## 読解用抜粋

.....

本当の赤ちゃんのような座り方と姿をした真っ赤なお地蔵様です。
高野山の正倉院といわれる”霊宝館”。
こちらには高野山に伝わる秘宝の数々が保管されているのですが、そのすべてが展示してあるわけではありません。
自分は大変幸運なことに、2017年に仙台で行われた東日本大震災の復興祈念の空海展に足を運ぶことができたので、高野山のお坊さんでも一生のうちに見られることがあるかないかと言われる大変貴重な品々を見ることができました。
以前放送のあったNHKのブラブラする番組でも、高野山に住んで数十年、初めて空海筆の”聾瞽指帰”見られたとか。。 本当に仙台での展示会は貴重な機会でした。
こちらの常設展でも快慶作の彫刻の数々や、国宝の書、高野山の歴史にまつわる資料が展示してあって素晴らしいです。
初秋のような風が吹いていて大変気持ちがよく、人も少なくて最高です。
昼食は金堂の前にある”桜池院”の成慶院の座敷で精進料理。 静かに座って食事ができて気持ちがよかったです。
さて、金堂や根本大塔のある檀上伽藍へ。
空海が在世中にはあったのはこの部分のみで、建物の大部分は近世の再建です。
こちらの壮麗な門も817年に創建されたものの1843年に焼失。つい5年前の2015年に再建されたものです。
こちらの金堂は空海が819年から建設を始めましたが、7代目の本堂も昭和元年に創建当時から伝わった本尊と共に焼失。 現在は高村光雲作の本尊が納められているそうです。



こちらは経を収める六角の蔵で、下部のハンドルを押して一周すれば、一切経を一通り読んだことになるそうで、大きなマニ車と言ったところ。

こちらが”三鈷の松”。

.....

## 要素位置データ
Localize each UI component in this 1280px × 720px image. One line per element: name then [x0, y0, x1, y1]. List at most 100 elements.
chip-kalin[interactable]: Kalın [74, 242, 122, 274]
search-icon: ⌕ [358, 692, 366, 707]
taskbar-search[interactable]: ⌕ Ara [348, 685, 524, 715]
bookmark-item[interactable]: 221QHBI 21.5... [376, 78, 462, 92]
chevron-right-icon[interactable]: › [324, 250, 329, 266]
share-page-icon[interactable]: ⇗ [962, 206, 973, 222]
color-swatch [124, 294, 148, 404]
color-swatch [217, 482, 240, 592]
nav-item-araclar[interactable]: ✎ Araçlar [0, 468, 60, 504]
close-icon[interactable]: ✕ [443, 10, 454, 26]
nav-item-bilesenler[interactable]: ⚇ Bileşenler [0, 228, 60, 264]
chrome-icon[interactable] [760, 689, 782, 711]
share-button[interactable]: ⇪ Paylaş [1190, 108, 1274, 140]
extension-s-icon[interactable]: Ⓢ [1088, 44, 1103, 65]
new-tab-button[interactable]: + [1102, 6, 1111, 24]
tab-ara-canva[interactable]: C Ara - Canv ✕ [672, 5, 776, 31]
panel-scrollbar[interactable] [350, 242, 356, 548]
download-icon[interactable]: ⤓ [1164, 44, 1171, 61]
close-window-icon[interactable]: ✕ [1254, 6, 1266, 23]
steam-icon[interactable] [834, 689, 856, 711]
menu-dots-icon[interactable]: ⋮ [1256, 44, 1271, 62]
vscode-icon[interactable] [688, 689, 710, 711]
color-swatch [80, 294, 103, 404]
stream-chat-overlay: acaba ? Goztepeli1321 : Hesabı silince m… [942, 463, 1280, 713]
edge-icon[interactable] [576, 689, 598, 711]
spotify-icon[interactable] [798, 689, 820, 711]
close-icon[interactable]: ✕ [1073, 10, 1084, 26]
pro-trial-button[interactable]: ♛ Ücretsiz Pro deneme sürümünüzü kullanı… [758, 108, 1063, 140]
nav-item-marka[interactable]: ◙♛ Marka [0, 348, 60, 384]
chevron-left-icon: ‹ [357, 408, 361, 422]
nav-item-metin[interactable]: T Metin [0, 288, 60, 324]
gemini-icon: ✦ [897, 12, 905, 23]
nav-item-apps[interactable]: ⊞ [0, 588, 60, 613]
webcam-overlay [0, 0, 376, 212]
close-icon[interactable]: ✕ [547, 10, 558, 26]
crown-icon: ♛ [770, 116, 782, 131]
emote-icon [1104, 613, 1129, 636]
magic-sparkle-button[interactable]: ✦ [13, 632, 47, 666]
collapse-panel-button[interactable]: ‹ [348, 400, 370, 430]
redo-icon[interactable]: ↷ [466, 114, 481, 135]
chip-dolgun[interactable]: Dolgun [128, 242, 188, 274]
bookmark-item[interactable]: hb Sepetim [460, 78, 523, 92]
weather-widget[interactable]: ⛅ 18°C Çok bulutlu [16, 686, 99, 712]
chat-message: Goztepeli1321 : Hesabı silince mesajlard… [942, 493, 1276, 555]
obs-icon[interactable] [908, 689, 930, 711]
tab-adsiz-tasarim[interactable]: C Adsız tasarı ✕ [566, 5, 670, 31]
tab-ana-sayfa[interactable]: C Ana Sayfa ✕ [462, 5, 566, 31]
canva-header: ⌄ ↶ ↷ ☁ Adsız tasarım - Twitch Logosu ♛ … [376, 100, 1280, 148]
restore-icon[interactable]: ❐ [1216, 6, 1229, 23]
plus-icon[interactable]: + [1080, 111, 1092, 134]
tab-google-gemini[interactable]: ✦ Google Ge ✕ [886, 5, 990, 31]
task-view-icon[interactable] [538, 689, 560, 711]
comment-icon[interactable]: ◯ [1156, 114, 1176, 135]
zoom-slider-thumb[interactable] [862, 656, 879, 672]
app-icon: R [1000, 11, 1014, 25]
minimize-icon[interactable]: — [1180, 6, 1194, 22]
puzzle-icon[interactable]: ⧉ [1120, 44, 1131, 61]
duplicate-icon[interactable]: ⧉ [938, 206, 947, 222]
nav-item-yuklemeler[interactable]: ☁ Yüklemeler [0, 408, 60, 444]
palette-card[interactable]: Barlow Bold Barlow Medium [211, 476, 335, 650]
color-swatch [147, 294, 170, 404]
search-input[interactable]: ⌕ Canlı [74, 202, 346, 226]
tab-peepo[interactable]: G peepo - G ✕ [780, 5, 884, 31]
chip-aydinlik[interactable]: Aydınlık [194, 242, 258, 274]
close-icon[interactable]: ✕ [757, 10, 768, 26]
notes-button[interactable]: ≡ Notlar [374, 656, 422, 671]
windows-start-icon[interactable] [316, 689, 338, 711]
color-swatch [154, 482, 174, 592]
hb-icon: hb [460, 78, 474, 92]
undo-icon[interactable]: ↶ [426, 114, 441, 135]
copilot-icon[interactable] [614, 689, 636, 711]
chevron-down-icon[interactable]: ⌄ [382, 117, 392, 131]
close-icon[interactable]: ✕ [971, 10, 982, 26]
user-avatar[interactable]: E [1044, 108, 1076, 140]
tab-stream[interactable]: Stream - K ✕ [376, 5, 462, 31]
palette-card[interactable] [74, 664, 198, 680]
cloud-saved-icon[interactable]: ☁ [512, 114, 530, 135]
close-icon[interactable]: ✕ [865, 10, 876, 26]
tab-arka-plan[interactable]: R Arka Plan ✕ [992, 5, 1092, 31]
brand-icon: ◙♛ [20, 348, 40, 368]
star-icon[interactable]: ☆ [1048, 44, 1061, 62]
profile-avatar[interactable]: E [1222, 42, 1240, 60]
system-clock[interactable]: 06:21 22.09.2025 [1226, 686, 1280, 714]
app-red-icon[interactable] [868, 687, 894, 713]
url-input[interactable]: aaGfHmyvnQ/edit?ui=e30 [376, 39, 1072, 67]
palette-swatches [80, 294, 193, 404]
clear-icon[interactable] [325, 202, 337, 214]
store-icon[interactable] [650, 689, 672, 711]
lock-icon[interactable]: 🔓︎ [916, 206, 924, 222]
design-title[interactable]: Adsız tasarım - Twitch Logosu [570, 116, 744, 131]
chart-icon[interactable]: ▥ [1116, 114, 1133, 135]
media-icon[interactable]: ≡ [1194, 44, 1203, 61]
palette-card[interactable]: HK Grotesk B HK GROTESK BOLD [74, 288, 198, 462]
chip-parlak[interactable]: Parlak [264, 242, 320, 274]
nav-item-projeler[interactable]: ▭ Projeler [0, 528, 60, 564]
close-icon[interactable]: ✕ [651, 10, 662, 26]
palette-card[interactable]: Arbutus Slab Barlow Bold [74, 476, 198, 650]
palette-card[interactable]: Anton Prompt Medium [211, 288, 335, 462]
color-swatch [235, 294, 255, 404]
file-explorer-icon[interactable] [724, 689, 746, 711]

.....

## 練習課題
• 1. 高野山の紀行文によると、817年に創建された門が焼失したのは何年ですか。
• 2. 高野山の紀行文に西暦で記された年を、すべて挙げてください。
• 3. 高野山の紀行文を、「こちらが”三鈷の松”。」の後から書き継いでください。

## 課題別解答
• 1. 1843年です。

• 2. 2017年、817年、1843年、2015年、819年

• 3.
空海は中国で恵果阿闍梨から密教のすべてを会得すると、恵果阿闍梨からお祈りに必要な道具も受け取りますが、その中の三鈷杵(空海が像や絵の中で握っている法具)を密教を広める地を見つけるため長江の浜から投げますが、それが引っ掛かったのがなんとこの松!とは言ってもこの松は7代目。 もしもの時の為に同じ株から株分けをして維持しているんだとか。
スリランカに残る仏陀の悟りを開いた菩提樹の話にも通じそうですが、この三鈷の松の葉は三つ又で、お守りにもなるそうです。 もちろん探して持って帰りました!
伽藍の中心にあるのが創建当初にもあったこの根本大塔。
曼荼羅を立体的に表したもので、京都の東寺と同じような意味合いですね。
昭和12年の再建なので、大変色鮮やかです。
周りの豪華な建物の為にあまり目立たず建っているのが、高野山でも最重要な聖域とされるお堂”御影堂”。
国宝の”不動堂”。
有名な運慶作の”八大童子”の奉安されていたお堂(現在は霊宝館で保管ー展示はされていません)。
この八大童子には上野で開催された運慶展でも、仙台での空海展でも会いましたが、なんとも愛くるしい表情と姿が印象的です。
壇上伽藍から延びるのがこの”蛇腹路”。
空海が”東西に龍が臥せるがごとく”とおっしゃったそうです。
ちょうど金剛峰寺の裏あたりにあるのがこちらの”徳川家霊台”。
1664年に家光によって建立された霊舎(おたまや)で、家康のものと秀忠の二棟が並んでいます。
東照宮を彷彿とさせる絢爛な建物。
当初予約させてもらっていたお寺とは縁がなく、急遽こちらの”清浄心院(しょうじょうしんいん)”の宿坊へ今夜はお世話になることになりましたが、こちらも大変すばらしいお寺で、お坊さんもスタッフの方たちも気持ちの良い方たちばかりで、心落ち着くよい時間を過ごさせてもらいました。



こちらのお堂は落成したばかりだそうで、こちらでは毎日1時から護摩行が行われていて、だれでも自由に参加することが出来ます。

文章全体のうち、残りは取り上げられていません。